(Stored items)
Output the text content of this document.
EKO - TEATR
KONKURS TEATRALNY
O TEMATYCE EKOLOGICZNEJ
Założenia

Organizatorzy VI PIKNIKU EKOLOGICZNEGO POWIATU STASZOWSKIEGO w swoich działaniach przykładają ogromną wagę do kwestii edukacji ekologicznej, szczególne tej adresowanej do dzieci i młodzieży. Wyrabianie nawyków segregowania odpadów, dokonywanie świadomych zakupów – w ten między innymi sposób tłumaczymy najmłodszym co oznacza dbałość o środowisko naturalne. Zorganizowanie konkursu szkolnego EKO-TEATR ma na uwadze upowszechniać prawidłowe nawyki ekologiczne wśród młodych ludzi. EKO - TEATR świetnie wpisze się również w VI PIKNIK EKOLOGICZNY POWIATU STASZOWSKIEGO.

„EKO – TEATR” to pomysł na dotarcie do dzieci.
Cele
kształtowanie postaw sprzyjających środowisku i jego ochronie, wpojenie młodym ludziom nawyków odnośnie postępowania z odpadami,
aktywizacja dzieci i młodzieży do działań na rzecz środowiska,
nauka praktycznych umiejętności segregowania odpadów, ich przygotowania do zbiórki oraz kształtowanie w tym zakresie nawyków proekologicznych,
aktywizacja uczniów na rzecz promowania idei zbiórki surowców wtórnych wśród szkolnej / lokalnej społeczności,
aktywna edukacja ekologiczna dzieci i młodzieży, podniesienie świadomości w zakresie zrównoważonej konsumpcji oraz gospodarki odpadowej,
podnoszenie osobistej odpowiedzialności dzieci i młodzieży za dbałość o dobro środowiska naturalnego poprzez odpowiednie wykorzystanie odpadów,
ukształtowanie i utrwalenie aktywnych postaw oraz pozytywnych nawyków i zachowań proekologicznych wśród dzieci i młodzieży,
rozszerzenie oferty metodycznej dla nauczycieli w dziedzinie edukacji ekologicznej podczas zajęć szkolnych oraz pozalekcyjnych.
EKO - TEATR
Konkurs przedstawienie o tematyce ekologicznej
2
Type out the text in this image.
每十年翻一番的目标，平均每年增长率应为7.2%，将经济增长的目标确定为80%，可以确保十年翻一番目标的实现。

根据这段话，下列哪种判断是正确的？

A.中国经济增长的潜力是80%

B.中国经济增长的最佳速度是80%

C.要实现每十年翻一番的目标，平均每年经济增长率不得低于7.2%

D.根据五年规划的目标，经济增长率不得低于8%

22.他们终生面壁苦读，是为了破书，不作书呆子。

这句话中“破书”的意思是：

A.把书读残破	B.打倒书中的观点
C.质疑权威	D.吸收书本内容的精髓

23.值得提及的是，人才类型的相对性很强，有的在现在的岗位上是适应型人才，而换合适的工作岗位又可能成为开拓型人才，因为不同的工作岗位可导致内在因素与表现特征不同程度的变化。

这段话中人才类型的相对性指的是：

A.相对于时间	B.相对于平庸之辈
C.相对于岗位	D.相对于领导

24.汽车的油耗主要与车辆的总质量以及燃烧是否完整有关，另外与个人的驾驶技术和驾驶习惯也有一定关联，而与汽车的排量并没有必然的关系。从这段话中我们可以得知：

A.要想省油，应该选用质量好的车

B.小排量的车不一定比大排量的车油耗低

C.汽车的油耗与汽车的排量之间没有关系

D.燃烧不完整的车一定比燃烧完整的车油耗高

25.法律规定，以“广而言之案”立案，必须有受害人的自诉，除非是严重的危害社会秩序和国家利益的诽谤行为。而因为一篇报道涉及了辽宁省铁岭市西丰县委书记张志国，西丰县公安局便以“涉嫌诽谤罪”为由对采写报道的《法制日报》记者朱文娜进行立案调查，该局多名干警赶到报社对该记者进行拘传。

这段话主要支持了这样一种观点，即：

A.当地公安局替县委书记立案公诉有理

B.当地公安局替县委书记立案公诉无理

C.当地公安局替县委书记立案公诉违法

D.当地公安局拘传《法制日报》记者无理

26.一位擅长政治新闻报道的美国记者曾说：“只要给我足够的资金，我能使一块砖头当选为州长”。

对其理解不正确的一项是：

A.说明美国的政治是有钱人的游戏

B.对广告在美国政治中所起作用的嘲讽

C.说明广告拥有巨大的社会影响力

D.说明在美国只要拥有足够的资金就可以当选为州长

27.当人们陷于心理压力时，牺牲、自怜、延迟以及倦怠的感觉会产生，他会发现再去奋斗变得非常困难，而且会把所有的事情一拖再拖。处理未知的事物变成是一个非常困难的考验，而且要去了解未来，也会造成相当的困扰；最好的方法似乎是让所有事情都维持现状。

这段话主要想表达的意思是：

_Request:_ Type the whole listing again, unaltered.

_Exercise solution:_
Output the text content of this document.
EKO - TEATR
KONKURS TEATRALNY
O TEMATYCE EKOLOGICZNEJ
Założenia

Organizatorzy VI PIKNIKU EKOLOGICZNEGO POWIATU STASZOWSKIEGO w swoich działaniach przykładają ogromną wagę do kwestii edukacji ekologicznej, szczególne tej adresowanej do dzieci i młodzieży. Wyrabianie nawyków segregowania odpadów, dokonywanie świadomych zakupów – w ten między innymi sposób tłumaczymy najmłodszym co oznacza dbałość o środowisko naturalne. Zorganizowanie konkursu szkolnego EKO-TEATR ma na uwadze upowszechniać prawidłowe nawyki ekologiczne wśród młodych ludzi. EKO - TEATR świetnie wpisze się również w VI PIKNIK EKOLOGICZNY POWIATU STASZOWSKIEGO.

„EKO – TEATR” to pomysł na dotarcie do dzieci.
Cele
kształtowanie postaw sprzyjających środowisku i jego ochronie, wpojenie młodym ludziom nawyków odnośnie postępowania z odpadami,
aktywizacja dzieci i młodzieży do działań na rzecz środowiska,
nauka praktycznych umiejętności segregowania odpadów, ich przygotowania do zbiórki oraz kształtowanie w tym zakresie nawyków proekologicznych,
aktywizacja uczniów na rzecz promowania idei zbiórki surowców wtórnych wśród szkolnej / lokalnej społeczności,
aktywna edukacja ekologiczna dzieci i młodzieży, podniesienie świadomości w zakresie zrównoważonej konsumpcji oraz gospodarki odpadowej,
podnoszenie osobistej odpowiedzialności dzieci i młodzieży za dbałość o dobro środowiska naturalnego poprzez odpowiednie wykorzystanie odpadów,
ukształtowanie i utrwalenie aktywnych postaw oraz pozytywnych nawyków i zachowań proekologicznych wśród dzieci i młodzieży,
rozszerzenie oferty metodycznej dla nauczycieli w dziedzinie edukacji ekologicznej podczas zajęć szkolnych oraz pozalekcyjnych.
EKO - TEATR
Konkurs przedstawienie o tematyce ekologicznej
2
Type out the text in this image.
每十年翻一番的目标，平均每年增长率应为7.2%，将经济增长的目标确定为80%，可以确保十年翻一番目标的实现。

根据这段话，下列哪种判断是正确的？

A.中国经济增长的潜力是80%

B.中国经济增长的最佳速度是80%

C.要实现每十年翻一番的目标，平均每年经济增长率不得低于7.2%

D.根据五年规划的目标，经济增长率不得低于8%

22.他们终生面壁苦读，是为了破书，不作书呆子。

这句话中“破书”的意思是：

A.把书读残破	B.打倒书中的观点
C.质疑权威	D.吸收书本内容的精髓

23.值得提及的是，人才类型的相对性很强，有的在现在的岗位上是适应型人才，而换合适的工作岗位又可能成为开拓型人才，因为不同的工作岗位可导致内在因素与表现特征不同程度的变化。

这段话中人才类型的相对性指的是：

A.相对于时间	B.相对于平庸之辈
C.相对于岗位	D.相对于领导

24.汽车的油耗主要与车辆的总质量以及燃烧是否完整有关，另外与个人的驾驶技术和驾驶习惯也有一定关联，而与汽车的排量并没有必然的关系。从这段话中我们可以得知：

A.要想省油，应该选用质量好的车

B.小排量的车不一定比大排量的车油耗低

C.汽车的油耗与汽车的排量之间没有关系

D.燃烧不完整的车一定比燃烧完整的车油耗高

25.法律规定，以“广而言之案”立案，必须有受害人的自诉，除非是严重的危害社会秩序和国家利益的诽谤行为。而因为一篇报道涉及了辽宁省铁岭市西丰县委书记张志国，西丰县公安局便以“涉嫌诽谤罪”为由对采写报道的《法制日报》记者朱文娜进行立案调查，该局多名干警赶到报社对该记者进行拘传。

这段话主要支持了这样一种观点，即：

A.当地公安局替县委书记立案公诉有理

B.当地公安局替县委书记立案公诉无理

C.当地公安局替县委书记立案公诉违法

D.当地公安局拘传《法制日报》记者无理

26.一位擅长政治新闻报道的美国记者曾说：“只要给我足够的资金，我能使一块砖头当选为州长”。

对其理解不正确的一项是：

A.说明美国的政治是有钱人的游戏

B.对广告在美国政治中所起作用的嘲讽

C.说明广告拥有巨大的社会影响力

D.说明在美国只要拥有足够的资金就可以当选为州长

27.当人们陷于心理压力时，牺牲、自怜、延迟以及倦怠的感觉会产生，他会发现再去奋斗变得非常困难，而且会把所有的事情一拖再拖。处理未知的事物变成是一个非常困难的考验，而且要去了解未来，也会造成相当的困扰；最好的方法似乎是让所有事情都维持现状。

这段话主要想表达的意思是：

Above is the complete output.